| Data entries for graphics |
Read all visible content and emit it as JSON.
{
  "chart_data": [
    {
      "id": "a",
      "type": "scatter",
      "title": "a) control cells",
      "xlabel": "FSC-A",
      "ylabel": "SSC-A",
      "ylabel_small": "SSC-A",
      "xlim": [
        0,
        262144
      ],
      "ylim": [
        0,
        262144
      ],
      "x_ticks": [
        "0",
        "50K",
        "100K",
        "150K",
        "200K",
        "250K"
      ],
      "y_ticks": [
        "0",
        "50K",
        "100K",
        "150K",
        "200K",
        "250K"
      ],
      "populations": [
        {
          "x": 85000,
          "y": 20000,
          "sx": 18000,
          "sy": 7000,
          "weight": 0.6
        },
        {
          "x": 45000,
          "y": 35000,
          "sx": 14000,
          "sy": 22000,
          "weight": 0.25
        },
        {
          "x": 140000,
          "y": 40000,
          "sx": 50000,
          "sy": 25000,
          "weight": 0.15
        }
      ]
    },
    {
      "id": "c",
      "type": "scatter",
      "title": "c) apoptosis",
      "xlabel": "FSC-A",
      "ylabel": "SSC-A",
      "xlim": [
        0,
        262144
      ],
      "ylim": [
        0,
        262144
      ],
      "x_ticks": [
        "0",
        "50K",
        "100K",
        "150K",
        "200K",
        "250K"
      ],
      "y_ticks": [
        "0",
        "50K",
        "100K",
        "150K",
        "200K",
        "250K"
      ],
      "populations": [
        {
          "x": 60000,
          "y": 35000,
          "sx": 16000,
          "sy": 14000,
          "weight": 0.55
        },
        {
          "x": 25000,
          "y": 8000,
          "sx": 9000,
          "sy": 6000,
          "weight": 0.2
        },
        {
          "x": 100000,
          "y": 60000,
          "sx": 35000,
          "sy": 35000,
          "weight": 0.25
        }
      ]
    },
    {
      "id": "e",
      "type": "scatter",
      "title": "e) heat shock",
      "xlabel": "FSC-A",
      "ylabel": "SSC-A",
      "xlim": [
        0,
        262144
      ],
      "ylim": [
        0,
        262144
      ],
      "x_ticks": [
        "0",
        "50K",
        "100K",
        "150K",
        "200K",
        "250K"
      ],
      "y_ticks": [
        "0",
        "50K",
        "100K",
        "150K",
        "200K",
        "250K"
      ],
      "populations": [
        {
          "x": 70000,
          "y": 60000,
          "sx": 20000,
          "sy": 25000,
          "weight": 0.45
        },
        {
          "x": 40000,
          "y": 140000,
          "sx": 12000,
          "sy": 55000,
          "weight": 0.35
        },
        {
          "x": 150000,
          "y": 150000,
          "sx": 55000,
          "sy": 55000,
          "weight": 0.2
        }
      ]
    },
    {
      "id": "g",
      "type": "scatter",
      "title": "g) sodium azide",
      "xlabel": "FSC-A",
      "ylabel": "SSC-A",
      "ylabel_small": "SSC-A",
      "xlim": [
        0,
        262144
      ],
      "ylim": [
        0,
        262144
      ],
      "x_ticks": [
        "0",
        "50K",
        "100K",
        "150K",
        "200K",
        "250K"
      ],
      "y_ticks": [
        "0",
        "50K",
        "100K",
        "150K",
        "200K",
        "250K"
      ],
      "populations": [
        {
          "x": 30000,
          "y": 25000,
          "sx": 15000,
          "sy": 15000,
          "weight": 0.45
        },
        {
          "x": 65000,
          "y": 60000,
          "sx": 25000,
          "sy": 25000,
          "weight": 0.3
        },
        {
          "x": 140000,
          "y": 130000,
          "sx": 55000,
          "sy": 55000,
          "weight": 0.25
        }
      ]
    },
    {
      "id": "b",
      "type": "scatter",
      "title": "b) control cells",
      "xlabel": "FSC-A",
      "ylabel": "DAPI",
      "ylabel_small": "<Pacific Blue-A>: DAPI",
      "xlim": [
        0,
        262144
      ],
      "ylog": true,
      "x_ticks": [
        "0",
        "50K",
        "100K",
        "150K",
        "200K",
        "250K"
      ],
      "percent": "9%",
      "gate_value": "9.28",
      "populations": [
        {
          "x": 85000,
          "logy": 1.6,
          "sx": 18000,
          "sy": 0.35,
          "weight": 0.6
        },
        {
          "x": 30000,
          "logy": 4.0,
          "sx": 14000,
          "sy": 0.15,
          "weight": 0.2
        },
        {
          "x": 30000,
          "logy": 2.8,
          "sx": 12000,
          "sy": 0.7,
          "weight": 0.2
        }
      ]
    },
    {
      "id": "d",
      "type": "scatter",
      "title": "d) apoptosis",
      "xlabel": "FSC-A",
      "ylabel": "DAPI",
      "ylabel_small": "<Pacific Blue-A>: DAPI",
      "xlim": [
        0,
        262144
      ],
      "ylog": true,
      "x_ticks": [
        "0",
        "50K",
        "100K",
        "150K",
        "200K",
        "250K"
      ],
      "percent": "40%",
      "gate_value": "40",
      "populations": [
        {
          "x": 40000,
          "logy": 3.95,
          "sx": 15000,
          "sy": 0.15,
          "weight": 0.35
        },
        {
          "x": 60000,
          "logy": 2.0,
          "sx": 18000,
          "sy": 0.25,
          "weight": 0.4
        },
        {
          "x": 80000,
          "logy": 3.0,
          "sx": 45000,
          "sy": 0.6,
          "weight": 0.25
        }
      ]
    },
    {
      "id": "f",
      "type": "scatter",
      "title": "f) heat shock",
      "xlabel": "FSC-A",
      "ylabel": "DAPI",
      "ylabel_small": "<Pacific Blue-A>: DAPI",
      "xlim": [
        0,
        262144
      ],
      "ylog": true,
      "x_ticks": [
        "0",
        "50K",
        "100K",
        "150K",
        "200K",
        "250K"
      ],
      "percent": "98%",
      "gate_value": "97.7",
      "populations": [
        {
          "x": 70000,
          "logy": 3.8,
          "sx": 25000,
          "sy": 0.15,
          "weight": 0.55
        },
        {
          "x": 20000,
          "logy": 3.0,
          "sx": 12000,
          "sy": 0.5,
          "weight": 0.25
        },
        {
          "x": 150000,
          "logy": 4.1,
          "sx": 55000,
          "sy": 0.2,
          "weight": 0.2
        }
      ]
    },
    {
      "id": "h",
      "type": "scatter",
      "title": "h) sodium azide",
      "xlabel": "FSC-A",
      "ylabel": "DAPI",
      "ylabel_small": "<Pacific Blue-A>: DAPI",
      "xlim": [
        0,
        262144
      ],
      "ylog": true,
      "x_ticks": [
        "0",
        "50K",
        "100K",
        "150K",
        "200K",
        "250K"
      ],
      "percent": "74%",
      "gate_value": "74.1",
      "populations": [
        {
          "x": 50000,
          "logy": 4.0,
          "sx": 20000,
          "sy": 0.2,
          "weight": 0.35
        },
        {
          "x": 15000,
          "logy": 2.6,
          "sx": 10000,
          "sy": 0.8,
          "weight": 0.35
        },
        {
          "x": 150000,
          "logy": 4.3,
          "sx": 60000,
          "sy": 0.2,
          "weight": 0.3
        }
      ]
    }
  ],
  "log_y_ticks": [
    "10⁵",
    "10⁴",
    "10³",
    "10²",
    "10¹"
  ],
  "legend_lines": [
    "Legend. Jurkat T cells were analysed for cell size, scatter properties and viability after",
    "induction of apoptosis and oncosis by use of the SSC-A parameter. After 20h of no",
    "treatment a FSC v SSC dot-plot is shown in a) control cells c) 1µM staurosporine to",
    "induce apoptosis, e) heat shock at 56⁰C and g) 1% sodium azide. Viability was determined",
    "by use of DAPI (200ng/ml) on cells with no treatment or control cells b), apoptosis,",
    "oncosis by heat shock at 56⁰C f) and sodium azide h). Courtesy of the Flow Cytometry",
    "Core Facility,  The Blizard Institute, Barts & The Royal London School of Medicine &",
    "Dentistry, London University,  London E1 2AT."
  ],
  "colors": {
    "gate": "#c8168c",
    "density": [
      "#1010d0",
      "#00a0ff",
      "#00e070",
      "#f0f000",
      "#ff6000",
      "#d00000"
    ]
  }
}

| Aim of the exercise |
Above are some records. Copy each of their lines that holds the string "treatment".

| Written response |
    "treatment a FSC v SSC dot-plot is shown in a) control cells c) 1µM staurosporine to",
    "by use of DAPI (200ng/ml) on cells with no treatment or control cells b), apoptosis,",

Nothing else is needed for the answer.